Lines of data
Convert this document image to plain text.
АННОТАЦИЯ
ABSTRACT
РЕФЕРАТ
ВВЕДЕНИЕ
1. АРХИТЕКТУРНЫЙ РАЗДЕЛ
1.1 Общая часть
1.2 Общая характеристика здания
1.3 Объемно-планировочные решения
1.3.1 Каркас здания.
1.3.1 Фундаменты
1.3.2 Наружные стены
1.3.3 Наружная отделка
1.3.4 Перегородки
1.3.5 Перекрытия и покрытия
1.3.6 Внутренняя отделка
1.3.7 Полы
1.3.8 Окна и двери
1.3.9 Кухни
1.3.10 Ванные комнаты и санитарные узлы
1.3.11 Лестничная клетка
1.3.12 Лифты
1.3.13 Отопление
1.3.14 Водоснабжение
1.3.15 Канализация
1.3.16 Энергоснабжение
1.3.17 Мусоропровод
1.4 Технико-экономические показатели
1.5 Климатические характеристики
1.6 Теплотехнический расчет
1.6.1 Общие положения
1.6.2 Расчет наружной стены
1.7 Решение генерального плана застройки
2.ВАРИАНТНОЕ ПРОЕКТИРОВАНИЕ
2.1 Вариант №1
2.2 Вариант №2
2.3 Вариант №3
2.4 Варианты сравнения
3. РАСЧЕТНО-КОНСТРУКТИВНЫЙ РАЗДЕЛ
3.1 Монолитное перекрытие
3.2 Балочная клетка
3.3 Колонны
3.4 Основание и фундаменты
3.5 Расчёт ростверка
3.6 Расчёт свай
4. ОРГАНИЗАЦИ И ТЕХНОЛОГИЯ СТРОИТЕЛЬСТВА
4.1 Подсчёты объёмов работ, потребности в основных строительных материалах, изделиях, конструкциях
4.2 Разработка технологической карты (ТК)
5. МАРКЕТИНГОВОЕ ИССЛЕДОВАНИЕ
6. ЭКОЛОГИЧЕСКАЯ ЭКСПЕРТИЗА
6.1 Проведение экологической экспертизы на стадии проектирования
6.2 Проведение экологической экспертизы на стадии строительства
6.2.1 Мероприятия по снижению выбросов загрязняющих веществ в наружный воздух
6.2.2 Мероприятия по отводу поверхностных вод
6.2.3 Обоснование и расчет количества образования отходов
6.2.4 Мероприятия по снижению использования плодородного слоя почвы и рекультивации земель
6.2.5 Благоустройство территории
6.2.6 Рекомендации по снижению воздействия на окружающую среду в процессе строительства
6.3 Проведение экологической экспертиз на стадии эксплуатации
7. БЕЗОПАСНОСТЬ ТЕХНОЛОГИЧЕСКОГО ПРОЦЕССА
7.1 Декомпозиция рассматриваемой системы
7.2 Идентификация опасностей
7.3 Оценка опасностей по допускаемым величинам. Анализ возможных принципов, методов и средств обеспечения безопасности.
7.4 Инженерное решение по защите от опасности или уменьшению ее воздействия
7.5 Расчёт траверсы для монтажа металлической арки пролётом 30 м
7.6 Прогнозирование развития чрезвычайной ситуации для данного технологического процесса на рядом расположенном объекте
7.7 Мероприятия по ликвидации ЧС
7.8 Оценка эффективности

◆ INSTRUCTIONS TO FOLLOW:
Nothing may be left out: return each entry exactly as it reads.

◆ FULL RESPONSE:
Convert this document image to plain text.
АННОТАЦИЯ
ABSTRACT
РЕФЕРАТ
ВВЕДЕНИЕ
1. АРХИТЕКТУРНЫЙ РАЗДЕЛ
1.1 Общая часть
1.2 Общая характеристика здания
1.3 Объемно-планировочные решения
1.3.1 Каркас здания.
1.3.1 Фундаменты
1.3.2 Наружные стены
1.3.3 Наружная отделка
1.3.4 Перегородки
1.3.5 Перекрытия и покрытия
1.3.6 Внутренняя отделка
1.3.7 Полы
1.3.8 Окна и двери
1.3.9 Кухни
1.3.10 Ванные комнаты и санитарные узлы
1.3.11 Лестничная клетка
1.3.12 Лифты
1.3.13 Отопление
1.3.14 Водоснабжение
1.3.15 Канализация
1.3.16 Энергоснабжение
1.3.17 Мусоропровод
1.4 Технико-экономические показатели
1.5 Климатические характеристики
1.6 Теплотехнический расчет
1.6.1 Общие положения
1.6.2 Расчет наружной стены
1.7 Решение генерального плана застройки
2.ВАРИАНТНОЕ ПРОЕКТИРОВАНИЕ
2.1 Вариант №1
2.2 Вариант №2
2.3 Вариант №3
2.4 Варианты сравнения
3. РАСЧЕТНО-КОНСТРУКТИВНЫЙ РАЗДЕЛ
3.1 Монолитное перекрытие
3.2 Балочная клетка
3.3 Колонны
3.4 Основание и фундаменты
3.5 Расчёт ростверка
3.6 Расчёт свай
4. ОРГАНИЗАЦИ И ТЕХНОЛОГИЯ СТРОИТЕЛЬСТВА
4.1 Подсчёты объёмов работ, потребности в основных строительных материалах, изделиях, конструкциях
4.2 Разработка технологической карты (ТК)
5. МАРКЕТИНГОВОЕ ИССЛЕДОВАНИЕ
6. ЭКОЛОГИЧЕСКАЯ ЭКСПЕРТИЗА
6.1 Проведение экологической экспертизы на стадии проектирования
6.2 Проведение экологической экспертизы на стадии строительства
6.2.1 Мероприятия по снижению выбросов загрязняющих веществ в наружный воздух
6.2.2 Мероприятия по отводу поверхностных вод
6.2.3 Обоснование и расчет количества образования отходов
6.2.4 Мероприятия по снижению использования плодородного слоя почвы и рекультивации земель
6.2.5 Благоустройство территории
6.2.6 Рекомендации по снижению воздействия на окружающую среду в процессе строительства
6.3 Проведение экологической экспертиз на стадии эксплуатации
7. БЕЗОПАСНОСТЬ ТЕХНОЛОГИЧЕСКОГО ПРОЦЕССА
7.1 Декомпозиция рассматриваемой системы
7.2 Идентификация опасностей
7.3 Оценка опасностей по допускаемым величинам. Анализ возможных принципов, методов и средств обеспечения безопасности.
7.4 Инженерное решение по защите от опасности или уменьшению ее воздействия
7.5 Расчёт траверсы для монтажа металлической арки пролётом 30 м
7.6 Прогнозирование развития чрезвычайной ситуации для данного технологического процесса на рядом расположенном объекте
7.7 Мероприятия по ликвидации ЧС
7.8 Оценка эффективности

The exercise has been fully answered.